* [Description of the task]:
Search the records for the line with "What does this". Output that line and each line after it, exactly, and stop at the end; omit pictures.

^^^^^^^^

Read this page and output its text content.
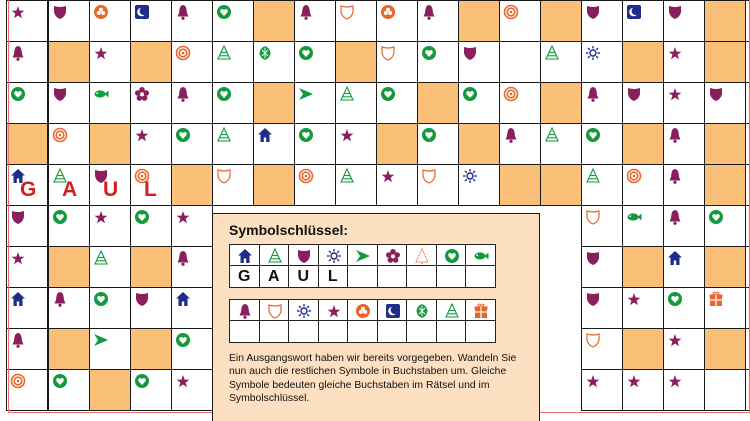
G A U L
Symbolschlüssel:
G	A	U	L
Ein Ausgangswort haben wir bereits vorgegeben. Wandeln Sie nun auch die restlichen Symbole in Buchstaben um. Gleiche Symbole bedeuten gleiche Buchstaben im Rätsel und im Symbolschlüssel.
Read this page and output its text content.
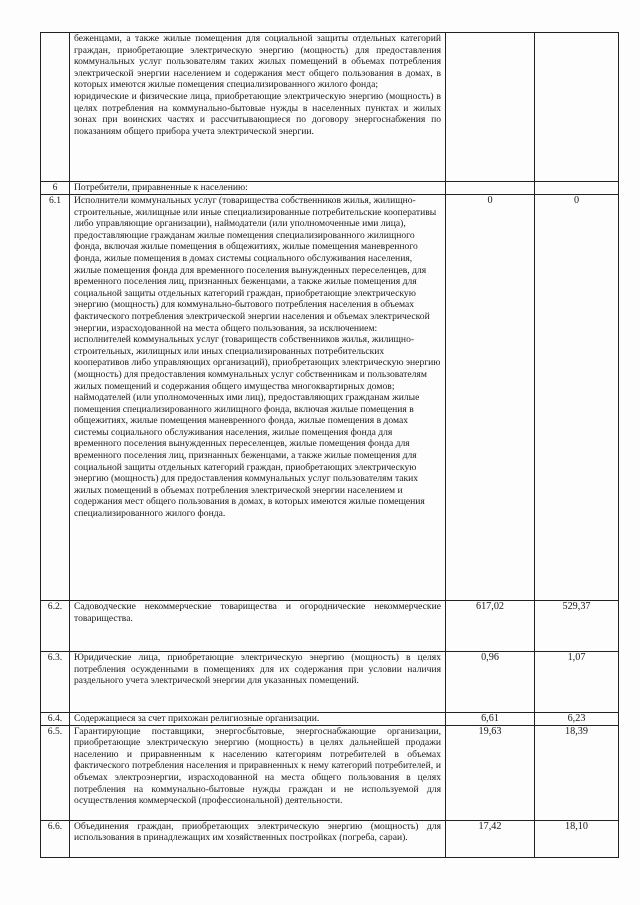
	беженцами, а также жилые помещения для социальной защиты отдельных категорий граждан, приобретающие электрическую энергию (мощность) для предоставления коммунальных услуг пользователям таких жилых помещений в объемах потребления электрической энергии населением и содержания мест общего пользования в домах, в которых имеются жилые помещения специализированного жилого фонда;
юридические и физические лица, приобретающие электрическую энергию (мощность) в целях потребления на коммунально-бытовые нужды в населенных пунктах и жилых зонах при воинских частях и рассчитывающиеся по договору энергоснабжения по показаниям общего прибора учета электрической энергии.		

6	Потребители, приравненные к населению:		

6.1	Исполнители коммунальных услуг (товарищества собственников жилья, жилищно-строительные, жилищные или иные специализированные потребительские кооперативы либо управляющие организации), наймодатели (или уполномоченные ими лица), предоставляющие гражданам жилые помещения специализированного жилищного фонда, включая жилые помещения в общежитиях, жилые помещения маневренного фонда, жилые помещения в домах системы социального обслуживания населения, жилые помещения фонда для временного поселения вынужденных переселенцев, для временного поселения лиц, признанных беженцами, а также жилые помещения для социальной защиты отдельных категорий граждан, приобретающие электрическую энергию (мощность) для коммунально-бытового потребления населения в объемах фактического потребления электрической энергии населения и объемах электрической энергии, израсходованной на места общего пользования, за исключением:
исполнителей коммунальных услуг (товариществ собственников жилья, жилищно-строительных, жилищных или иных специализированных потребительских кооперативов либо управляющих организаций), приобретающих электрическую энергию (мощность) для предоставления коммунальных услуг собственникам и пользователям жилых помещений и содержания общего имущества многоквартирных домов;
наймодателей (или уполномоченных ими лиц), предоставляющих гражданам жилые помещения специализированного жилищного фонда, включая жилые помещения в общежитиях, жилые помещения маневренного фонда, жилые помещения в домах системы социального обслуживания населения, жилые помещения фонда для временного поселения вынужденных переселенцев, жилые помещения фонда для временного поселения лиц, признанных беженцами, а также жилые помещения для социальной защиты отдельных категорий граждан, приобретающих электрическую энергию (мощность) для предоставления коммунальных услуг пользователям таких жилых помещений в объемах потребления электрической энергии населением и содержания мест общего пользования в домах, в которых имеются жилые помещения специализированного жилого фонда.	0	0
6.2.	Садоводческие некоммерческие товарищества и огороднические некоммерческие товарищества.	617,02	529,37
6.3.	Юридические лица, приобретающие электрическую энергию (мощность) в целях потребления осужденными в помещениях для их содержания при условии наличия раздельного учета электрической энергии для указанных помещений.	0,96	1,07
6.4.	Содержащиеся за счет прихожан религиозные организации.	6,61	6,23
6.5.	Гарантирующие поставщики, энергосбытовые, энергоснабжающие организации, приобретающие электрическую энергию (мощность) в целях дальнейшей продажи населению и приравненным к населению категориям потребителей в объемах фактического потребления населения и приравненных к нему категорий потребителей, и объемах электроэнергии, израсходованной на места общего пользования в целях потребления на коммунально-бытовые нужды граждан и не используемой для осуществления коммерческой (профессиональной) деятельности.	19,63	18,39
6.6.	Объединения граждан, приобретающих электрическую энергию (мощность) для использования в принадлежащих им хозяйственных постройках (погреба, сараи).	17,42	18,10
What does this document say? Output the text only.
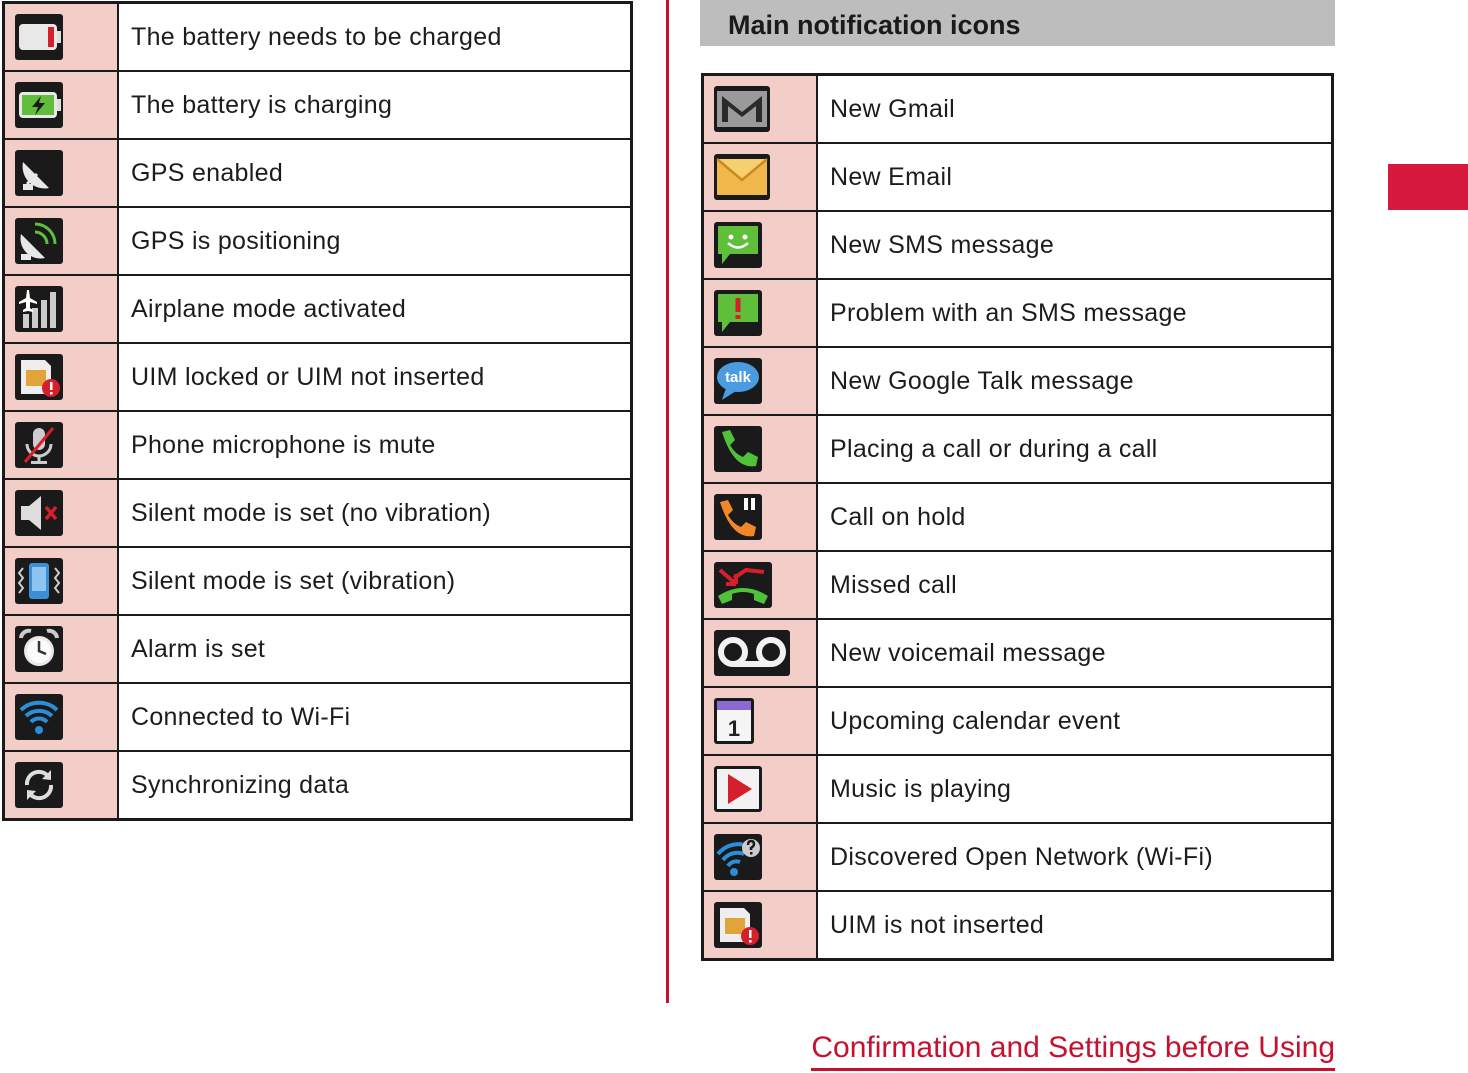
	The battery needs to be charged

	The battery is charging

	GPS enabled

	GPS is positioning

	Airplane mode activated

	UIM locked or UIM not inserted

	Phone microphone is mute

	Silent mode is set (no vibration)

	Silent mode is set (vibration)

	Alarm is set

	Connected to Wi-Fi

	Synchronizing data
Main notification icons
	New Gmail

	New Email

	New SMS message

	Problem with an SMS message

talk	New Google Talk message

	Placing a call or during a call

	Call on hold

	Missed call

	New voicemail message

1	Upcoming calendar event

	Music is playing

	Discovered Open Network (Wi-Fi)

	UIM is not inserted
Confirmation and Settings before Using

^^^^^^^^

* [Answer to the task]:
What does this document say? Output the text only.
	The battery needs to be charged

	The battery is charging

	GPS enabled

	GPS is positioning

	Airplane mode activated

	UIM locked or UIM not inserted

	Phone microphone is mute

	Silent mode is set (no vibration)

	Silent mode is set (vibration)

	Alarm is set

	Connected to Wi-Fi

	Synchronizing data
Main notification icons
	New Gmail

	New Email

	New SMS message

	Problem with an SMS message

talk	New Google Talk message

	Placing a call or during a call

	Call on hold

	Missed call

	New voicemail message

1	Upcoming calendar event

	Music is playing

	Discovered Open Network (Wi-Fi)

	UIM is not inserted
Confirmation and Settings before Using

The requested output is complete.